◆ **TASK TO CARRY OUT**
Show every line in the entries below where the word "Center" appears.

◆ **DATASET**
───
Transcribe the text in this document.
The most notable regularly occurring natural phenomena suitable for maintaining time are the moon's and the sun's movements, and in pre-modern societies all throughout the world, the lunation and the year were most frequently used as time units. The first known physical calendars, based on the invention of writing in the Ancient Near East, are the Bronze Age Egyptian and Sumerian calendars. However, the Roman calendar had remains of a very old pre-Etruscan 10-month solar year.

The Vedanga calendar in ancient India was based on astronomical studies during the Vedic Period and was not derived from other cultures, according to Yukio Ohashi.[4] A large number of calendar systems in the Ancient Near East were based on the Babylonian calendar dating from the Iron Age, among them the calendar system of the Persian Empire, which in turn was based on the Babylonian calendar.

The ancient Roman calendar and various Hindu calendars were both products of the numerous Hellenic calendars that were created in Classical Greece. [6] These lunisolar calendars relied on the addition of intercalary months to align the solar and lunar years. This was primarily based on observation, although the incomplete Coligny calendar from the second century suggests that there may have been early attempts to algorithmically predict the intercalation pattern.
───
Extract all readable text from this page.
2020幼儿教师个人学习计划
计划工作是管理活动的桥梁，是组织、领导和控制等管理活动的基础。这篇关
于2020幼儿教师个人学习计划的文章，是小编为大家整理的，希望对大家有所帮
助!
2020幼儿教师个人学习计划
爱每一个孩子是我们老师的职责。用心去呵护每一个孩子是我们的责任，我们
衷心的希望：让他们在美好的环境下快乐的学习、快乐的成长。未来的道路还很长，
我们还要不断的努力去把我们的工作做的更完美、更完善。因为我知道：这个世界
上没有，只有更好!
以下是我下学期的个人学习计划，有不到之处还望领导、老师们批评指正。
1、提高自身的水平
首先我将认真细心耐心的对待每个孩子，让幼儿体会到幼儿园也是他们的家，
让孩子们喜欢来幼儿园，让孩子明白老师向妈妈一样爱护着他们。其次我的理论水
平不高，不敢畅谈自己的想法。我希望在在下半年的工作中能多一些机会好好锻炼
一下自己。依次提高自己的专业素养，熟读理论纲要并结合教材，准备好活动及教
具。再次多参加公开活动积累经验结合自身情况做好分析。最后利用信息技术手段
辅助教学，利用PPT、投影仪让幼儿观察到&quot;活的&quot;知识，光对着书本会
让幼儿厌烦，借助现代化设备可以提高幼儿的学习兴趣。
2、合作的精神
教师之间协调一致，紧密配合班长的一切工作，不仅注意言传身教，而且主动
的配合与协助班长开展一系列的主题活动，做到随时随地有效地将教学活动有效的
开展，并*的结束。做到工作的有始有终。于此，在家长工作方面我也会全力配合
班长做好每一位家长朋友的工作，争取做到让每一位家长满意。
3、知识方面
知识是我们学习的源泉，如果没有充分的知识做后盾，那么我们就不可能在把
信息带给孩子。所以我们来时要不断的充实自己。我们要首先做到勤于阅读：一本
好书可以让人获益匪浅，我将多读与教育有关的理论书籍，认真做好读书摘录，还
───
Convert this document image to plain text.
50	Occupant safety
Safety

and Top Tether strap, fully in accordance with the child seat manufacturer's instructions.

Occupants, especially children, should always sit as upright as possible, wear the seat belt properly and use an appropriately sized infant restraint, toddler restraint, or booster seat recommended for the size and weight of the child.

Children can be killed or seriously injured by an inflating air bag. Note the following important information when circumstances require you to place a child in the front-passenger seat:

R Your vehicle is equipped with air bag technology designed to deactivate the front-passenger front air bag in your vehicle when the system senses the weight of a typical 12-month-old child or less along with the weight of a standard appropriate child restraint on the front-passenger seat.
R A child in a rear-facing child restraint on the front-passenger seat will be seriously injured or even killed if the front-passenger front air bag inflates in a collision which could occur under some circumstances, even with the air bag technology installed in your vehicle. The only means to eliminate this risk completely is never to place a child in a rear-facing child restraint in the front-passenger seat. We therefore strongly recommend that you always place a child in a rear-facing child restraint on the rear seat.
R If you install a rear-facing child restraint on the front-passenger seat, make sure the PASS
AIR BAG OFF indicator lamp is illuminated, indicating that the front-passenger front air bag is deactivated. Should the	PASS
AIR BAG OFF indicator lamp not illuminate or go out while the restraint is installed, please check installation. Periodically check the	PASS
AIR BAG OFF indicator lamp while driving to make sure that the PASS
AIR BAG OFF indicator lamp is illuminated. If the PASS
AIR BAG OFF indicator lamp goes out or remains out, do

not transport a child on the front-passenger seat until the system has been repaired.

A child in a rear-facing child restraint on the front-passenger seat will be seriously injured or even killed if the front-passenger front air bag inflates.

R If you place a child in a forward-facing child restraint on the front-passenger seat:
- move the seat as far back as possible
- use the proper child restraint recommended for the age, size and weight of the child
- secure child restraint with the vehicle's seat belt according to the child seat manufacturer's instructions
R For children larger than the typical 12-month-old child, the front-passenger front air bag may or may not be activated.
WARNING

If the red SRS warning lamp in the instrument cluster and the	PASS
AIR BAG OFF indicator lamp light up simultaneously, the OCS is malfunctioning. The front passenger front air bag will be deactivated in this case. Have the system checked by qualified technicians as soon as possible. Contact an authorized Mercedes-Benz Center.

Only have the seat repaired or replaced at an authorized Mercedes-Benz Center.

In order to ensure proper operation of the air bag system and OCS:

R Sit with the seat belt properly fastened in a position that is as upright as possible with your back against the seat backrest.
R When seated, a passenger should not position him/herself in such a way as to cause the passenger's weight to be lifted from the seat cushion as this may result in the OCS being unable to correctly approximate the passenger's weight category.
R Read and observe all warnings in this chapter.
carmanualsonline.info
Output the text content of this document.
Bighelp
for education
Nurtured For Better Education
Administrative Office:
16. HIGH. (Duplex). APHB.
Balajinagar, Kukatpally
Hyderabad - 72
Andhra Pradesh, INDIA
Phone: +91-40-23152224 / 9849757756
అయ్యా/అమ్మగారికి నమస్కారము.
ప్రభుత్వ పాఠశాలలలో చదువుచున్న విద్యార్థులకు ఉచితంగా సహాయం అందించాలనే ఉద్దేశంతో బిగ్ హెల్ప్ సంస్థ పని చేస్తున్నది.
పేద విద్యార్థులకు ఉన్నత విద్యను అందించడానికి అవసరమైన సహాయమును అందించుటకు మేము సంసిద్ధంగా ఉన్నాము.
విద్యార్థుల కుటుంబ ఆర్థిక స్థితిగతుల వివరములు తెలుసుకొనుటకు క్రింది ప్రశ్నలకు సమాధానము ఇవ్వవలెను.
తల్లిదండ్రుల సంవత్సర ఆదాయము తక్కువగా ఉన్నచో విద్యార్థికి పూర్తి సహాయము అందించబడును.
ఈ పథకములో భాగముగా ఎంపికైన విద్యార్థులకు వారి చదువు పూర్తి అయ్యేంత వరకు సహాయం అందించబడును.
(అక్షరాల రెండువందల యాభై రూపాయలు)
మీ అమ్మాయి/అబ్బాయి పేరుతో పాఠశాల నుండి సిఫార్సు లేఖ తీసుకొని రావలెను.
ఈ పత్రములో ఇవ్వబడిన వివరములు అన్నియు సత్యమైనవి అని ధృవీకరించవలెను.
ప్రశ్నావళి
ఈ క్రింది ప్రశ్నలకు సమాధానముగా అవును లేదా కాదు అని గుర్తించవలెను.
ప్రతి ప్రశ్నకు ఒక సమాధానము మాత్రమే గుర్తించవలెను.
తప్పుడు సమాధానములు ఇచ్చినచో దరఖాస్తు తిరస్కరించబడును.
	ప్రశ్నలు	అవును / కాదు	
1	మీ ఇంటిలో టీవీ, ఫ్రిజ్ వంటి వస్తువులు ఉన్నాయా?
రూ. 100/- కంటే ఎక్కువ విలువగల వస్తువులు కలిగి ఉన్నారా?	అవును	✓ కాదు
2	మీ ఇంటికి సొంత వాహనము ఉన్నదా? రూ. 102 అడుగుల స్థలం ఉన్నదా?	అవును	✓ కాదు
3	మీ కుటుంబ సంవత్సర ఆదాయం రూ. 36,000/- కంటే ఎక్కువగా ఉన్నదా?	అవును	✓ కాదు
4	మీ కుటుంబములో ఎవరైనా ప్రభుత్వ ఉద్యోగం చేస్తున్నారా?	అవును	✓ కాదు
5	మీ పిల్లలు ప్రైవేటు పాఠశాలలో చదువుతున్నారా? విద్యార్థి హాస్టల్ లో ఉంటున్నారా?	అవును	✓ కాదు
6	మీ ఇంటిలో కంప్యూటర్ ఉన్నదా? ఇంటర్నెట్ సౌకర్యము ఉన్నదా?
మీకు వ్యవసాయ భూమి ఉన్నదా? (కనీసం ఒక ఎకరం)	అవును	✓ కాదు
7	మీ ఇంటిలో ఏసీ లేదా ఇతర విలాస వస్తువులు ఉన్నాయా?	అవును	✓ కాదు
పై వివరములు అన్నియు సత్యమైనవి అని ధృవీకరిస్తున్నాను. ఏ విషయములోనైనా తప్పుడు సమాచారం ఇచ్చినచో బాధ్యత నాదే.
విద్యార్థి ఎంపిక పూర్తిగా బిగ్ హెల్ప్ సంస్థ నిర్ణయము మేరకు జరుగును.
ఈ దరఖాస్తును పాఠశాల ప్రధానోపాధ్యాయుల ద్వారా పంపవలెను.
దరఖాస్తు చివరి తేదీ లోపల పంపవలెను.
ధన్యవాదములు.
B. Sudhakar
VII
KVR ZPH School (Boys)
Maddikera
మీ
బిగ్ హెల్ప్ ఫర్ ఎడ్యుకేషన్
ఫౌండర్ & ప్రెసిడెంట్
───
◆ **RESULT FOR THIS EXERCISE**
AIR BAG OFF indicator lamp light up simultaneously, the OCS is malfunctioning. The front passenger front air bag will be deactivated in this case. Have the system checked by qualified technicians as soon as possible. Contact an authorized Mercedes-Benz Center.
Only have the seat repaired or replaced at an authorized Mercedes-Benz Center.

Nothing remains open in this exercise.